=== Given instruction ===
Find the string "page" in the entries and copy each line that has it.

=== Dataset excerpts ===
** Begin **

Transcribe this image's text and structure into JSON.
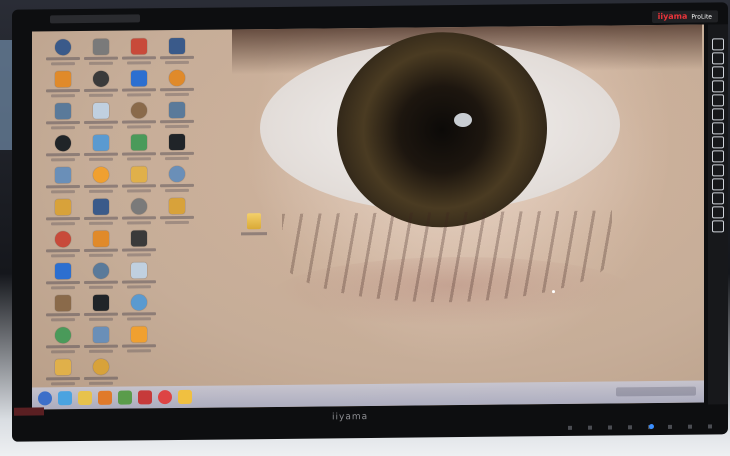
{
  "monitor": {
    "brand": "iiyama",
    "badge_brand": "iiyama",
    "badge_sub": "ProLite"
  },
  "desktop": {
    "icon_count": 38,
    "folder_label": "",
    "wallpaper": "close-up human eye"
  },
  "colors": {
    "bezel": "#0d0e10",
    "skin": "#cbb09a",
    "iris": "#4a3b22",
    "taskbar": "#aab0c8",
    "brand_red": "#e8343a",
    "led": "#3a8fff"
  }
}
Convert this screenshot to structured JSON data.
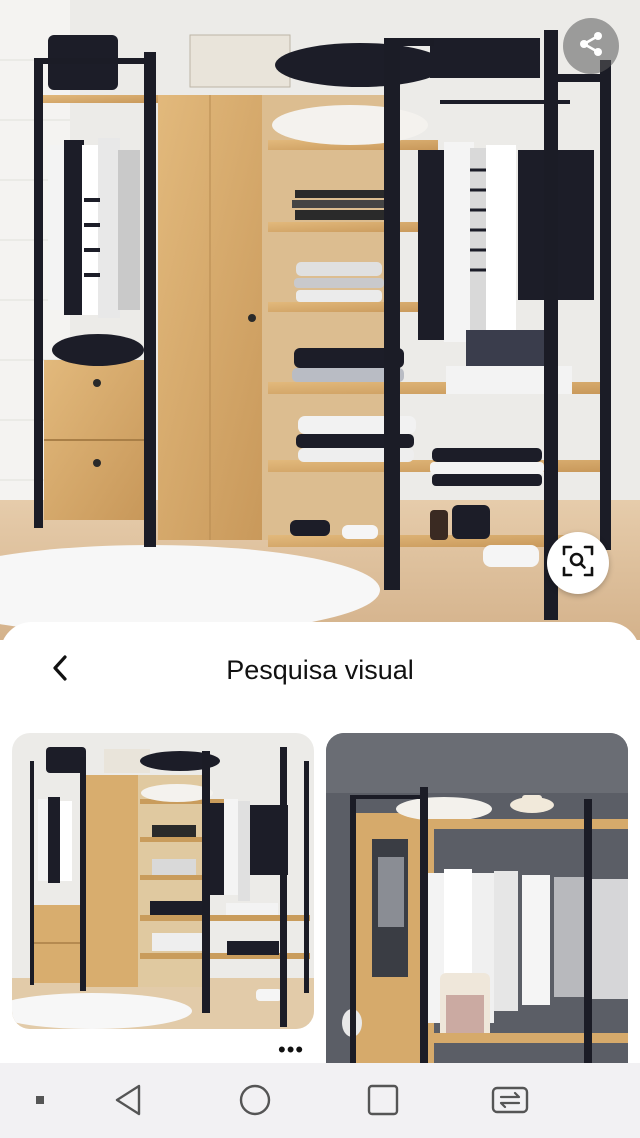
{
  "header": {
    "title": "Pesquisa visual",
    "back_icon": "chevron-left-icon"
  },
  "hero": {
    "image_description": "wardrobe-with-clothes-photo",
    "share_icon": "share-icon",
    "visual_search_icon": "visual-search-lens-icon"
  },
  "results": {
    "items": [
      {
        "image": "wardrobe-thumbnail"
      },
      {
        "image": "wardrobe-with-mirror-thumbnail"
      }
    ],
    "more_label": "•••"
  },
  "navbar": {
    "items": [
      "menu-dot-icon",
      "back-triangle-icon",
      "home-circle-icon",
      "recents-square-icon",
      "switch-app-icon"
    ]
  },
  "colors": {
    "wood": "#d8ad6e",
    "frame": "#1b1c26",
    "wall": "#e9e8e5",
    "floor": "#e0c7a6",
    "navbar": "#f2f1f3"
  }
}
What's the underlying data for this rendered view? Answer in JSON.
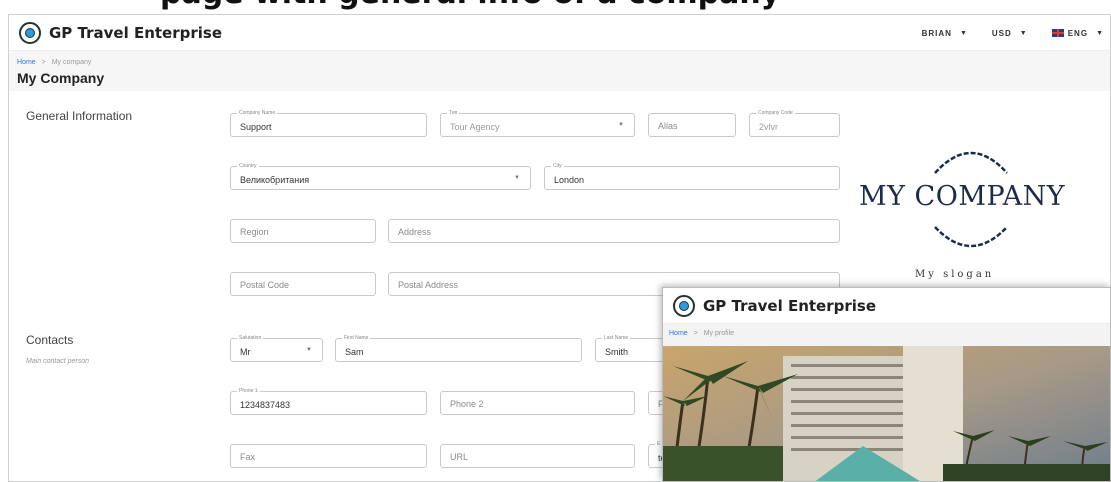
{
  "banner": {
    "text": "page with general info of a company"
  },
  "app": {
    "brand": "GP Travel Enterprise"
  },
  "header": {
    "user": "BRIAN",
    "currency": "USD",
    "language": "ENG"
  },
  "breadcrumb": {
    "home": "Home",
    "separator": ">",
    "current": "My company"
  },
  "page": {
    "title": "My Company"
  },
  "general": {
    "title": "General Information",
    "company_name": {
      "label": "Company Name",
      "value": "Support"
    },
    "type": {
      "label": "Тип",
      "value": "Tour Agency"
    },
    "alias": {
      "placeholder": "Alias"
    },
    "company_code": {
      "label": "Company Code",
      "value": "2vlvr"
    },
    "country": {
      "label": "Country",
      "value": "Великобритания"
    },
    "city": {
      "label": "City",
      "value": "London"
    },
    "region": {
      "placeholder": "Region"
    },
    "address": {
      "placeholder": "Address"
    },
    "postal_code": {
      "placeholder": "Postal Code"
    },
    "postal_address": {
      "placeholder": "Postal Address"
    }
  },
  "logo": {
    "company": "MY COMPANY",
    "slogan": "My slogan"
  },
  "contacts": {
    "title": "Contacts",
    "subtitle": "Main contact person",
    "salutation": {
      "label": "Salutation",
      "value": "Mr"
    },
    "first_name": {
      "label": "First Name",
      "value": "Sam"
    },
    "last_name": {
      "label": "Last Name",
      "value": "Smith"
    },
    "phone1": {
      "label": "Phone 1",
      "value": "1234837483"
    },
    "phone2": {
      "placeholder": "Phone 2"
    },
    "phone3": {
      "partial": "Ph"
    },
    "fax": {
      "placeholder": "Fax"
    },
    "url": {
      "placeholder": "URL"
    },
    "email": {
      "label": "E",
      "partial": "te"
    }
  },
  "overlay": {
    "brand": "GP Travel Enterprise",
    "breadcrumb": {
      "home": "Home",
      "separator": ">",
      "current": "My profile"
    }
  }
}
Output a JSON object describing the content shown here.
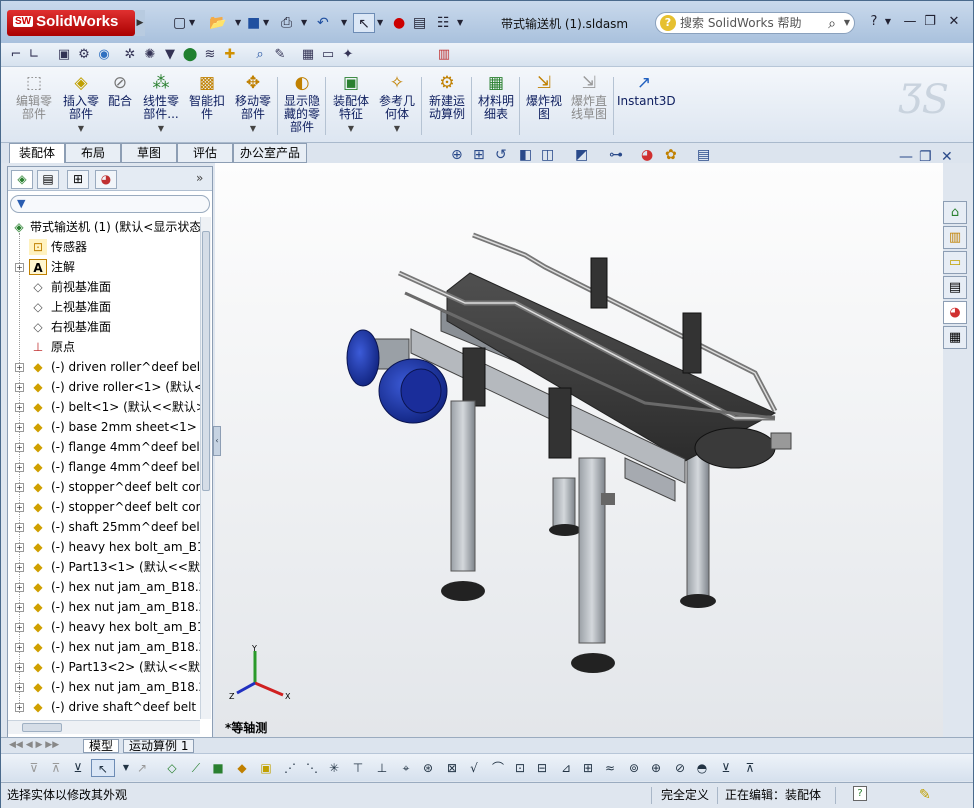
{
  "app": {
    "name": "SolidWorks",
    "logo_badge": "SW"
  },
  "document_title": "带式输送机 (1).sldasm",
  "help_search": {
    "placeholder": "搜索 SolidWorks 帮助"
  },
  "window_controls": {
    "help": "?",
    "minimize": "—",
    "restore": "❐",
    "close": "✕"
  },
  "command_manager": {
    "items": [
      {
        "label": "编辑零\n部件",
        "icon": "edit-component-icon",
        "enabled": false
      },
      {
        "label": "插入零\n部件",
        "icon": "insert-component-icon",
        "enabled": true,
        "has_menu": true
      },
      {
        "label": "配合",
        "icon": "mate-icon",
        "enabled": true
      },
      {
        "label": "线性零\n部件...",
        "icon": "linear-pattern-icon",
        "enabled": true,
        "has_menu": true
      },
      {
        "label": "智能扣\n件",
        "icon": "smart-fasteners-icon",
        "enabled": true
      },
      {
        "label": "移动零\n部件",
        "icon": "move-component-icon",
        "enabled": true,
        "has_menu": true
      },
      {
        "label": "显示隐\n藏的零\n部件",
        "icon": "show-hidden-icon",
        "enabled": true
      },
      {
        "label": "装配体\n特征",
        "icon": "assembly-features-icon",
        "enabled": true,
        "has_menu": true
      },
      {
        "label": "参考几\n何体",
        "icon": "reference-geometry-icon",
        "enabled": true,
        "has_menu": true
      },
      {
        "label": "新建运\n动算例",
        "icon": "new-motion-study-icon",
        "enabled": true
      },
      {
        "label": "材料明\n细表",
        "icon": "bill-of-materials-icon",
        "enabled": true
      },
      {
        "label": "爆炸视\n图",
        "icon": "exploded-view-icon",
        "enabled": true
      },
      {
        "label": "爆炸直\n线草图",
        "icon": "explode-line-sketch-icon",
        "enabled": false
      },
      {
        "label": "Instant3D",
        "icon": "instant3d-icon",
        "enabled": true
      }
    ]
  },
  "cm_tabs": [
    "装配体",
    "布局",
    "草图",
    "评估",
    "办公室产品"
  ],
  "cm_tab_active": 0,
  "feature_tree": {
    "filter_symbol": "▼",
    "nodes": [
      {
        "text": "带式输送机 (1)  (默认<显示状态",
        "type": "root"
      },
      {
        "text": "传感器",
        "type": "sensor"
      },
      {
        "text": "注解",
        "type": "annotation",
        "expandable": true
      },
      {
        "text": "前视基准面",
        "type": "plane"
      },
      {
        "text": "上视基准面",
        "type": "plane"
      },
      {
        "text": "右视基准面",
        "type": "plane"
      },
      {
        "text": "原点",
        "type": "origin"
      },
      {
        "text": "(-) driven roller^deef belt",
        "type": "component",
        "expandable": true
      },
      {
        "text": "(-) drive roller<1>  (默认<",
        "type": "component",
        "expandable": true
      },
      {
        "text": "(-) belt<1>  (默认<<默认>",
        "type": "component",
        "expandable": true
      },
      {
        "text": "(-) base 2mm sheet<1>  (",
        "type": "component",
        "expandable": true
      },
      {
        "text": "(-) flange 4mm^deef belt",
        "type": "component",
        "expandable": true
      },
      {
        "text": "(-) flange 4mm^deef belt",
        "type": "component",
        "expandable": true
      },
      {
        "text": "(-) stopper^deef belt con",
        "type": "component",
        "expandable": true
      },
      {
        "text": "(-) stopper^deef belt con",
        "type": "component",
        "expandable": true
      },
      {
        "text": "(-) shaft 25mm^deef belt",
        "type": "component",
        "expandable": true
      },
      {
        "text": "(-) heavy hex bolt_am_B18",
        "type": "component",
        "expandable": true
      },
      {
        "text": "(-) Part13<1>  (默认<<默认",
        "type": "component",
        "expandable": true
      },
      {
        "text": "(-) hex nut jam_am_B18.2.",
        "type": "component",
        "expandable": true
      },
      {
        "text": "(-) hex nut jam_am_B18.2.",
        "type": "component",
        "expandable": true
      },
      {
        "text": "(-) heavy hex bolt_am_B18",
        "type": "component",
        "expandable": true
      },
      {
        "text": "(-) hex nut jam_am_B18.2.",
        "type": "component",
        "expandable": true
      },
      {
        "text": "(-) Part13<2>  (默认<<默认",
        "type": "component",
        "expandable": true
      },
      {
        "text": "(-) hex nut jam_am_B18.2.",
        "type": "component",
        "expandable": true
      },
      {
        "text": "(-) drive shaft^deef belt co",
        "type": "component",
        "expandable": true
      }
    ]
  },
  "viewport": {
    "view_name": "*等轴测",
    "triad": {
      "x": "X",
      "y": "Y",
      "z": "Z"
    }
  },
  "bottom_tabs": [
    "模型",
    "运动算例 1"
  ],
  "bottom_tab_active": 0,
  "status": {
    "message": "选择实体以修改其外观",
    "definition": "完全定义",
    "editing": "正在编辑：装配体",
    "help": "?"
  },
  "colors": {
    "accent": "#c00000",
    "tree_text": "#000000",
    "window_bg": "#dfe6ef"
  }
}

** End **
** Begin **

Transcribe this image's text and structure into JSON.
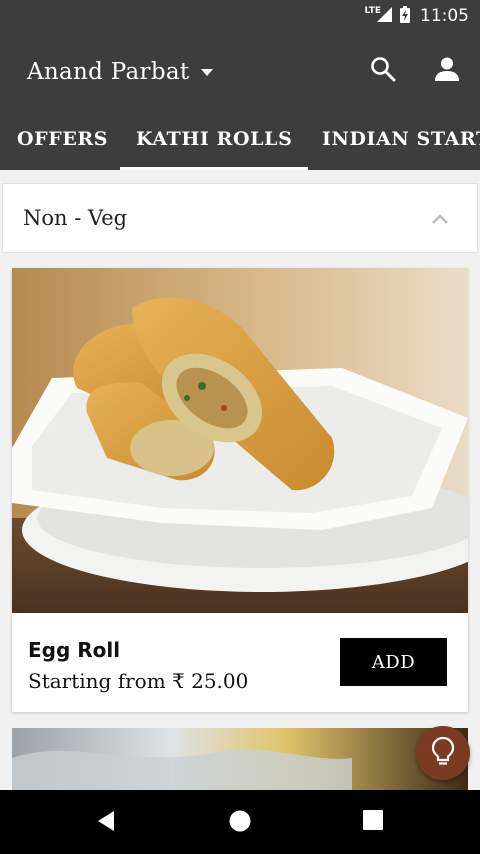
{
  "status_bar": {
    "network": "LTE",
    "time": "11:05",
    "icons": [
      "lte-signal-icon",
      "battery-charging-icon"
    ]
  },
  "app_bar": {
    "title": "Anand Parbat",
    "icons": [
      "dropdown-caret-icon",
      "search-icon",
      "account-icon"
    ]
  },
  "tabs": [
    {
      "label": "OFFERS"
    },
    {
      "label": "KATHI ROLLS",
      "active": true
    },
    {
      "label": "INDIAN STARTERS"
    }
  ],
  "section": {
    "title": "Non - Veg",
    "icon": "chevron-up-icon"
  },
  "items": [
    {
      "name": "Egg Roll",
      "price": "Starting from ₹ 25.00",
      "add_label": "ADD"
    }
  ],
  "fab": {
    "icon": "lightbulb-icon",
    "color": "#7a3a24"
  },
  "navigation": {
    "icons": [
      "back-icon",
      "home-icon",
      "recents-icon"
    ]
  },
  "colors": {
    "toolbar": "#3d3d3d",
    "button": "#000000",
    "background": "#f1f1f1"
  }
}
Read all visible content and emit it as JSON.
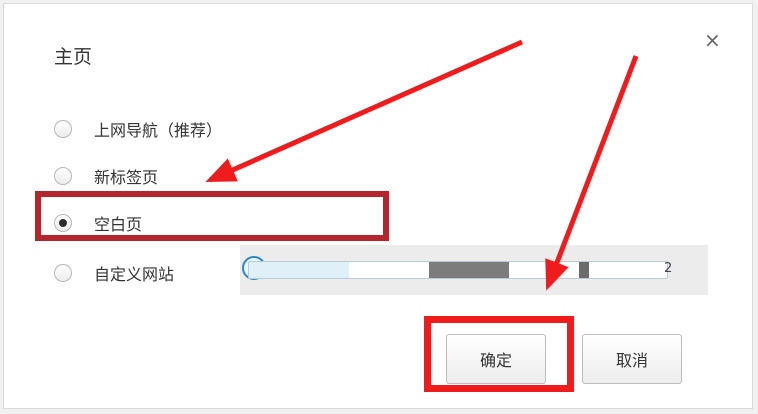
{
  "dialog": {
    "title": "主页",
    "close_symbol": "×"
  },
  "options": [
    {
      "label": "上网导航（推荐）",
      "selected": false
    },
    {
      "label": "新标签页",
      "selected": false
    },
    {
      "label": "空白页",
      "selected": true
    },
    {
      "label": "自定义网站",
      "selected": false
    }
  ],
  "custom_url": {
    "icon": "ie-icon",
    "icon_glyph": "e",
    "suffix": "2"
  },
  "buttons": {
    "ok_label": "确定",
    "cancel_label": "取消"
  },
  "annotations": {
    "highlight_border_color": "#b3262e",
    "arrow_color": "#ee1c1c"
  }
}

** End **
** Begin **

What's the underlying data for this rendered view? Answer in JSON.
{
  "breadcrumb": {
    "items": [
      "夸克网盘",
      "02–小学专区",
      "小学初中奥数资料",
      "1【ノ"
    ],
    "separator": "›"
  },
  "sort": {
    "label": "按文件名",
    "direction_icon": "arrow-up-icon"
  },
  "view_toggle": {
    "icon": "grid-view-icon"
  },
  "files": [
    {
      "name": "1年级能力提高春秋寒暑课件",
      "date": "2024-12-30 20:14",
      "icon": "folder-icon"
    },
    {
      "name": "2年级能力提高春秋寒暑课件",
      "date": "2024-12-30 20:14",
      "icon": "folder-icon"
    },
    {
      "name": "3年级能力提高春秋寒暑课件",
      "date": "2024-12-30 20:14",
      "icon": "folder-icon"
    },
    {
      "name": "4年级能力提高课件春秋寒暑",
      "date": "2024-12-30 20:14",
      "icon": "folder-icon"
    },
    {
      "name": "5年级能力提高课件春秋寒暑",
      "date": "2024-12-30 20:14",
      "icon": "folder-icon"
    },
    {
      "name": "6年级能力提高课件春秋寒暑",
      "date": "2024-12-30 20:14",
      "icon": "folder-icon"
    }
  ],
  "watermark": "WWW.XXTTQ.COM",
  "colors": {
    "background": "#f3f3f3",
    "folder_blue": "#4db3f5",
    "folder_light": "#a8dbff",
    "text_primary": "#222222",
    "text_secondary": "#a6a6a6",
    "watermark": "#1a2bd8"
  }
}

** End **

=== Answer ===
    "text": "page with general info of a company"
  "page": {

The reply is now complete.